Quote the listing in full, exactly as given, minus any pictures.

> SUPPLIED MATERIAL
++++

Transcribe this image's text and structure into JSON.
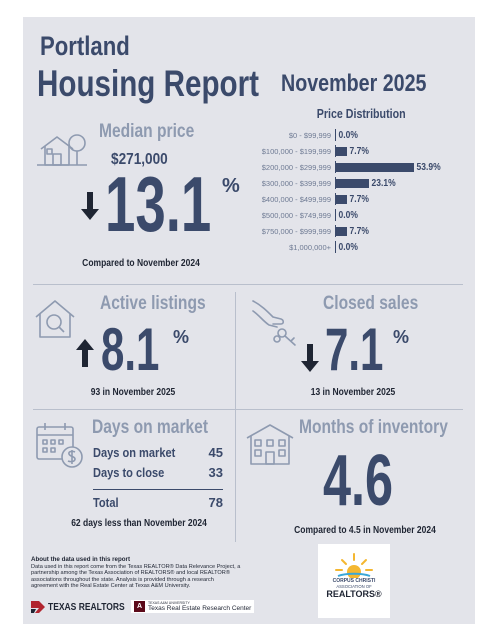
{
  "header": {
    "city": "Portland",
    "report_title": "Housing Report",
    "period": "November 2025"
  },
  "median_price": {
    "heading": "Median price",
    "value": "$271,000",
    "change": "13.1",
    "percent_sign": "%",
    "direction": "down",
    "caption": "Compared to November 2024",
    "icon": "house-tree-icon"
  },
  "chart_data": {
    "type": "bar",
    "title": "Price Distribution",
    "orientation": "horizontal",
    "categories": [
      "$0 - $99,999",
      "$100,000 - $199,999",
      "$200,000 - $299,999",
      "$300,000 - $399,999",
      "$400,000 - $499,999",
      "$500,000 - $749,999",
      "$750,000 - $999,999",
      "$1,000,000+"
    ],
    "values": [
      0.0,
      7.7,
      53.9,
      23.1,
      7.7,
      0.0,
      7.7,
      0.0
    ],
    "value_labels": [
      "0.0%",
      "7.7%",
      "53.9%",
      "23.1%",
      "7.7%",
      "0.0%",
      "7.7%",
      "0.0%"
    ],
    "color": "#3b4a6b"
  },
  "active_listings": {
    "heading": "Active listings",
    "change": "8.1",
    "percent_sign": "%",
    "direction": "up",
    "caption": "93 in November 2025",
    "icon": "house-search-icon"
  },
  "closed_sales": {
    "heading": "Closed sales",
    "change": "7.1",
    "percent_sign": "%",
    "direction": "down",
    "caption": "13 in November 2025",
    "icon": "hand-keys-icon"
  },
  "days_on_market": {
    "heading": "Days on market",
    "rows": [
      {
        "label": "Days on market",
        "value": "45"
      },
      {
        "label": "Days to close",
        "value": "33"
      }
    ],
    "total_label": "Total",
    "total_value": "78",
    "caption": "62 days less than November 2024",
    "icon": "calendar-dollar-icon"
  },
  "months_inventory": {
    "heading": "Months of inventory",
    "value": "4.6",
    "caption": "Compared to 4.5 in November 2024",
    "icon": "building-icon"
  },
  "footer": {
    "about_title": "About the data used in this report",
    "about_text": "Data used in this report come from the Texas REALTOR® Data Relevance Project, a partnership among the Texas Association of REALTORS® and local REALTOR® associations throughout the state. Analysis is provided through a research agreement with the Real Estate Center at Texas A&M University.",
    "logo_texas_realtors": "TEXAS REALTORS",
    "logo_research_small": "TEXAS A&M UNIVERSITY",
    "logo_research": "Texas Real Estate Research Center",
    "logo_ccar_line1": "CORPUS CHRISTI",
    "logo_ccar_line2": "ASSOCIATION OF",
    "logo_ccar_line3": "REALTORS"
  },
  "colors": {
    "navy": "#3b4a6b",
    "muted": "#8e9ab0",
    "background": "#e3e4ea",
    "texas_red": "#b1252f"
  }
}
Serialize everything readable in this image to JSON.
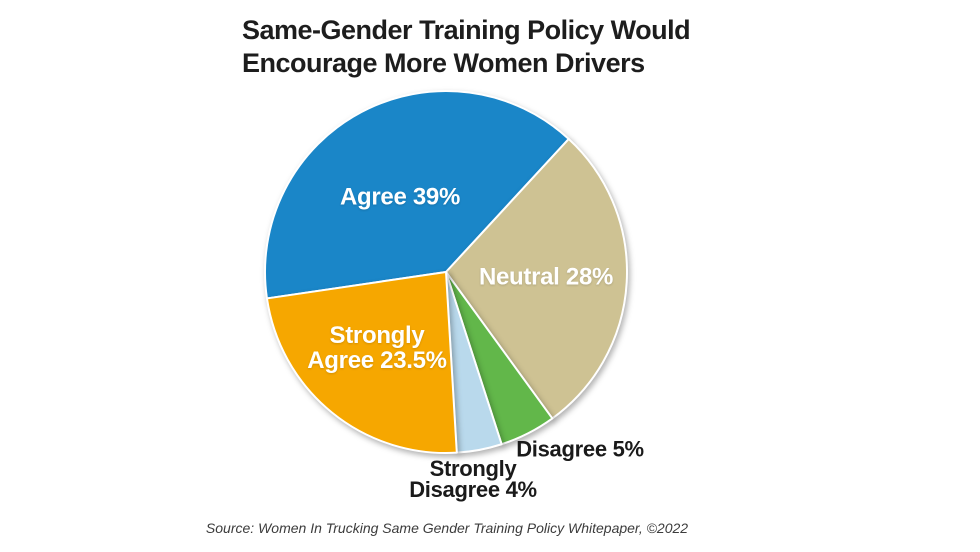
{
  "header": {
    "title_display": "Same-Gender Training Policy Would\nEncourage More Women Drivers"
  },
  "chart_data": {
    "type": "pie",
    "title": "Same-Gender Training Policy Would Encourage More Women Drivers",
    "unit": "%",
    "categories": [
      "Agree",
      "Neutral",
      "Disagree",
      "Strongly Disagree",
      "Strongly Agree"
    ],
    "values": [
      39,
      28,
      5,
      4,
      23.5
    ],
    "slices": [
      {
        "label": "Agree",
        "value": 39,
        "display": "Agree 39%",
        "color": "#1A86C8",
        "label_placement": "inside"
      },
      {
        "label": "Neutral",
        "value": 28,
        "display": "Neutral 28%",
        "color": "#CEC293",
        "label_placement": "inside"
      },
      {
        "label": "Disagree",
        "value": 5,
        "display": "Disagree 5%",
        "color": "#62B74A",
        "label_placement": "outside"
      },
      {
        "label": "Strongly Disagree",
        "value": 4,
        "display": "Strongly\nDisagree 4%",
        "color": "#B9D9EC",
        "label_placement": "outside"
      },
      {
        "label": "Strongly Agree",
        "value": 23.5,
        "display": "Strongly\nAgree 23.5%",
        "color": "#F6A700",
        "label_placement": "inside"
      }
    ],
    "start_angle_deg": 261.6,
    "clockwise": true,
    "legend": "none",
    "inside_label_color": "#FFFFFF",
    "outside_label_color": "#1A1A1A",
    "slice_gap_color": "#FFFFFF",
    "source": "Source: Women In Trucking Same Gender Training Policy Whitepaper, ©2022"
  }
}
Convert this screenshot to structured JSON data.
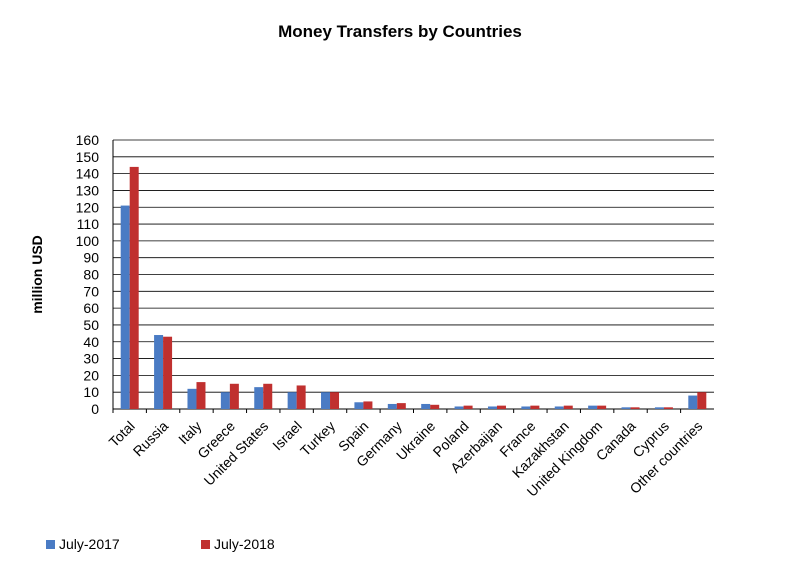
{
  "chart_data": {
    "type": "bar",
    "title": "Money Transfers by Countries",
    "xlabel": "",
    "ylabel": "million USD",
    "ylim": [
      0,
      160
    ],
    "yticks": [
      0,
      10,
      20,
      30,
      40,
      50,
      60,
      70,
      80,
      90,
      100,
      110,
      120,
      130,
      140,
      150,
      160
    ],
    "categories": [
      "Total",
      "Russia",
      "Italy",
      "Greece",
      "United States",
      "Israel",
      "Turkey",
      "Spain",
      "Germany",
      "Ukraine",
      "Poland",
      "Azerbaijan",
      "France",
      "Kazakhstan",
      "United Kingdom",
      "Canada",
      "Cyprus",
      "Other countries"
    ],
    "series": [
      {
        "name": "July-2017",
        "color": "#4a7bc4",
        "values": [
          121,
          44,
          12,
          10,
          13,
          10,
          10,
          4,
          3,
          3,
          1.5,
          1.5,
          1.5,
          1.5,
          2,
          1,
          1,
          8
        ]
      },
      {
        "name": "July-2018",
        "color": "#c0302f",
        "values": [
          144,
          43,
          16,
          15,
          15,
          14,
          10,
          4.5,
          3.5,
          2.5,
          2,
          2,
          2,
          2,
          2,
          1,
          1,
          10
        ]
      }
    ],
    "grid": true,
    "legend_position": "bottom-left"
  }
}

++++

> SOLUTION
Transcribe this image's text and structure into JSON.
{
  "header": {
    "city": "Portland",
    "report_title": "Housing Report",
    "period": "November 2025"
  },
  "median_price": {
    "heading": "Median price",
    "value": "$271,000",
    "change": "13.1",
    "percent_sign": "%",
    "direction": "down",
    "caption": "Compared to November 2024",
    "icon": "house-tree-icon"
  },
  "chart_data": {
    "type": "bar",
    "title": "Price Distribution",
    "orientation": "horizontal",
    "categories": [
      "$0 - $99,999",
      "$100,000 - $199,999",
      "$200,000 - $299,999",
      "$300,000 - $399,999",
      "$400,000 - $499,999",
      "$500,000 - $749,999",
      "$750,000 - $999,999",
      "$1,000,000+"
    ],
    "values": [
      0.0,
      7.7,
      53.9,
      23.1,
      7.7,
      0.0,
      7.7,
      0.0
    ],
    "value_labels": [
      "0.0%",
      "7.7%",
      "53.9%",
      "23.1%",
      "7.7%",
      "0.0%",
      "7.7%",
      "0.0%"
    ],
    "color": "#3b4a6b"
  },
  "active_listings": {
    "heading": "Active listings",
    "change": "8.1",
    "percent_sign": "%",
    "direction": "up",
    "caption": "93 in November 2025",
    "icon": "house-search-icon"
  },
  "closed_sales": {
    "heading": "Closed sales",
    "change": "7.1",
    "percent_sign": "%",
    "direction": "down",
    "caption": "13 in November 2025",
    "icon": "hand-keys-icon"
  },
  "days_on_market": {
    "heading": "Days on market",
    "rows": [
      {
        "label": "Days on market",
        "value": "45"
      },
      {
        "label": "Days to close",
        "value": "33"
      }
    ],
    "total_label": "Total",
    "total_value": "78",
    "caption": "62 days less than November 2024",
    "icon": "calendar-dollar-icon"
  },
  "months_inventory": {
    "heading": "Months of inventory",
    "value": "4.6",
    "caption": "Compared to 4.5 in November 2024",
    "icon": "building-icon"
  },
  "footer": {
    "about_title": "About the data used in this report",
    "about_text": "Data used in this report come from the Texas REALTOR® Data Relevance Project, a partnership among the Texas Association of REALTORS® and local REALTOR® associations throughout the state. Analysis is provided through a research agreement with the Real Estate Center at Texas A&M University.",
    "logo_texas_realtors": "TEXAS REALTORS",
    "logo_research_small": "TEXAS A&M UNIVERSITY",
    "logo_research": "Texas Real Estate Research Center",
    "logo_ccar_line1": "CORPUS CHRISTI",
    "logo_ccar_line2": "ASSOCIATION OF",
    "logo_ccar_line3": "REALTORS"
  },
  "colors": {
    "navy": "#3b4a6b",
    "muted": "#8e9ab0",
    "background": "#e3e4ea",
    "texas_red": "#b1252f"
  }
}
Serialize everything readable in this image to JSON.
{
  "header": {
    "title_display": "Same-Gender Training Policy Would\nEncourage More Women Drivers"
  },
  "chart_data": {
    "type": "pie",
    "title": "Same-Gender Training Policy Would Encourage More Women Drivers",
    "unit": "%",
    "categories": [
      "Agree",
      "Neutral",
      "Disagree",
      "Strongly Disagree",
      "Strongly Agree"
    ],
    "values": [
      39,
      28,
      5,
      4,
      23.5
    ],
    "slices": [
      {
        "label": "Agree",
        "value": 39,
        "display": "Agree 39%",
        "color": "#1A86C8",
        "label_placement": "inside"
      },
      {
        "label": "Neutral",
        "value": 28,
        "display": "Neutral 28%",
        "color": "#CEC293",
        "label_placement": "inside"
      },
      {
        "label": "Disagree",
        "value": 5,
        "display": "Disagree 5%",
        "color": "#62B74A",
        "label_placement": "outside"
      },
      {
        "label": "Strongly Disagree",
        "value": 4,
        "display": "Strongly\nDisagree 4%",
        "color": "#B9D9EC",
        "label_placement": "outside"
      },
      {
        "label": "Strongly Agree",
        "value": 23.5,
        "display": "Strongly\nAgree 23.5%",
        "color": "#F6A700",
        "label_placement": "inside"
      }
    ],
    "start_angle_deg": 261.6,
    "clockwise": true,
    "legend": "none",
    "inside_label_color": "#FFFFFF",
    "outside_label_color": "#1A1A1A",
    "slice_gap_color": "#FFFFFF",
    "source": "Source: Women In Trucking Same Gender Training Policy Whitepaper, ©2022"
  }
}
Convert this screenshot to structured JSON data.
{
  "chart_data": {
    "type": "bar",
    "title": "Money Transfers by Countries",
    "xlabel": "",
    "ylabel": "million USD",
    "ylim": [
      0,
      160
    ],
    "yticks": [
      0,
      10,
      20,
      30,
      40,
      50,
      60,
      70,
      80,
      90,
      100,
      110,
      120,
      130,
      140,
      150,
      160
    ],
    "categories": [
      "Total",
      "Russia",
      "Italy",
      "Greece",
      "United States",
      "Israel",
      "Turkey",
      "Spain",
      "Germany",
      "Ukraine",
      "Poland",
      "Azerbaijan",
      "France",
      "Kazakhstan",
      "United Kingdom",
      "Canada",
      "Cyprus",
      "Other countries"
    ],
    "series": [
      {
        "name": "July-2017",
        "color": "#4a7bc4",
        "values": [
          121,
          44,
          12,
          10,
          13,
          10,
          10,
          4,
          3,
          3,
          1.5,
          1.5,
          1.5,
          1.5,
          2,
          1,
          1,
          8
        ]
      },
      {
        "name": "July-2018",
        "color": "#c0302f",
        "values": [
          144,
          43,
          16,
          15,
          15,
          14,
          10,
          4.5,
          3.5,
          2.5,
          2,
          2,
          2,
          2,
          2,
          1,
          1,
          10
        ]
      }
    ],
    "grid": true,
    "legend_position": "bottom-left"
  }
}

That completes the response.